## Text extract
I knew a guy one time who a number of us were trying to witness to. When I think of ignorance, I think of this fellow. He made a profession of faith in order to satisfy the Christians who were kind of badgering him to get saved. He said ok, I’ll do that. Whatever they asked him to pray or whatever they asked him to do he went ahead and did, but later, he told me, “Those guys are trying to get me to become a Christian. I can’t become a Christian. I’m a Methodist!” A little bit of ignorance there. I’m here to tell you, yes, you can be a Methodist and be a Christian. Otherwise, that Wesley hymn we sang would have been totally inappropriate.

We have an interesting situation here with ignorance. “Were you baptized?” They said, “Yes, the same baptism John the Baptist preached.” Understand this – the baptism of John the Baptist was a baptism in anticipation of the Messiah showing up. The King is coming, in other words. Don’t you want to be ready for Him spiritually, morally? These guys said yes, so John the Baptist at the river Jordan would baptize people in anticipation of the Messiah’s coming.

By this time, A.D. 52, Messiah has come and gone. It has been a number of years, but they had not heard yet. They are like the guys on the island in the Pacific still fighting the war, not knowing it is over. It’s ignorance. So the apostle Paul enlightened them, explained to them no doubt from the Old Testament Scriptures as well as from the recent history of the church, what the Holy Spirit was all about. He laid hands on them, the Bible says, and the Holy Spirit of God came upon them, began speaking with tongues and prophesying and there were in all, about twelve men.

What’s going on here? Where was the Holy Spirit all this time? Folks, they needed to see the evidence of the Spirit’s arrival as the Spirit had shown Himself previously to other groups of people. It’s like this. Before Jesus ascended into heaven after He died on the cross, after the resurrection, He gathered His disciples around Him and the Bible says He breathed on them. He gave them an object lesson. He connected Himself, His breath, to them, as the Holy Spirit. (The word for spirit, the word for wind, the word for air, the word for breath, are the same word.) So that when the Spirit arrived (Acts 2) they would realize whence He came, that we cannot separate the Holy Spirit from Jesus, the Messiah.

 Everyone who was looking for Messiah was also looking for the Holy Spirit in some undeniable, recognizable form. That’s what they were waiting for, so Jesus said when this happens, because of this episode with Me here, you will know that that Spirit and I are in league and you are good. It’s from Me. That’s important. That’s what Jesus did.

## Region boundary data
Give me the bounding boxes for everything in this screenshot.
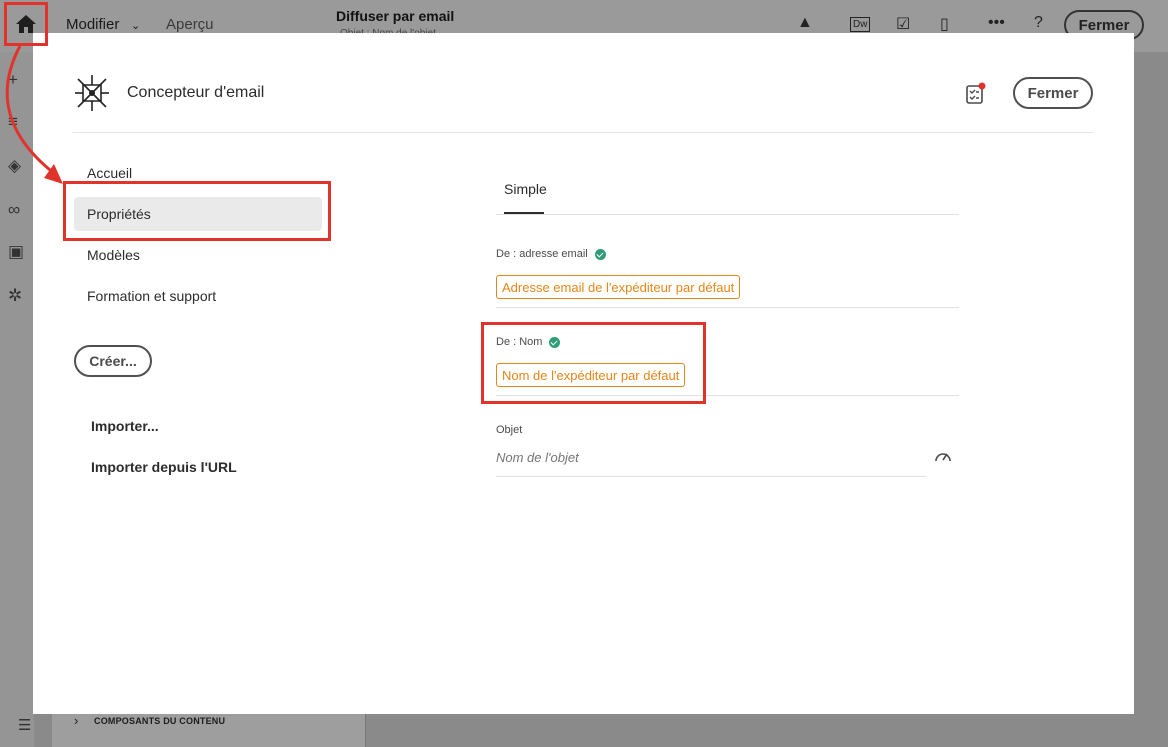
- warning-icon[interactable]: ▲: [797, 14, 813, 32]
- preview-tab[interactable]: Aperçu: [166, 16, 214, 33]
- active-tab-indicator: [504, 212, 544, 214]
- link-icon[interactable]: ∞: [8, 200, 20, 220]
- chevron-down-icon[interactable]: ⌄: [131, 19, 140, 32]
- image-icon[interactable]: ▣: [8, 242, 24, 262]
- subject-label: Objet: [496, 424, 523, 436]
- nav-item-label: Modèles: [87, 247, 140, 263]
- gauge-icon[interactable]: [934, 448, 952, 464]
- components-icon[interactable]: ✲: [8, 286, 22, 306]
- highlight-from-name: [481, 322, 706, 404]
- modal-title: Concepteur d'email: [127, 84, 265, 101]
- nav-item-training-support[interactable]: Formation et support: [74, 279, 322, 313]
- from-email-field: De : adresse email Adresse email de l'ex…: [496, 243, 959, 308]
- page-title: Diffuser par email: [336, 8, 455, 24]
- close-button[interactable]: Fermer: [1013, 77, 1093, 109]
- checklist-icon[interactable]: ☑: [896, 14, 910, 34]
- subject-input[interactable]: [496, 446, 926, 468]
- import-link[interactable]: Importer...: [91, 418, 159, 434]
- properties-tabs: Simple: [496, 173, 959, 215]
- help-icon[interactable]: ?: [1034, 14, 1043, 32]
- mobile-icon[interactable]: ▯: [940, 14, 949, 34]
- import-from-url-link[interactable]: Importer depuis l'URL: [91, 459, 237, 475]
- checklist-icon[interactable]: [965, 81, 987, 105]
- check-icon: [594, 248, 606, 260]
- subject-underline: [496, 476, 926, 477]
- nav-item-label: Formation et support: [87, 288, 217, 304]
- from-email-label: De : adresse email: [496, 248, 606, 260]
- tab-simple[interactable]: Simple: [504, 181, 547, 211]
- modal-header: Concepteur d'email Fermer: [73, 73, 1093, 133]
- nav-item-templates[interactable]: Modèles: [74, 238, 322, 272]
- create-button[interactable]: Créer...: [74, 345, 152, 377]
- dreamweaver-icon[interactable]: Dw: [850, 17, 871, 32]
- structure-icon[interactable]: ☰: [18, 716, 31, 734]
- content-components-label: COMPOSANTS DU CONTENU: [94, 716, 226, 726]
- subject-field: Objet: [496, 421, 959, 477]
- chevron-right-icon: ›: [74, 713, 79, 728]
- more-icon[interactable]: •••: [988, 14, 1005, 32]
- annotation-arrow: [5, 45, 63, 184]
- from-email-token[interactable]: Adresse email de l'expéditeur par défaut: [496, 275, 741, 299]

## Goal
In the passage about baptism and the Holy Spirit, what year is given as the time by which the Messiah had come and gone?

## Solution
A.D. 52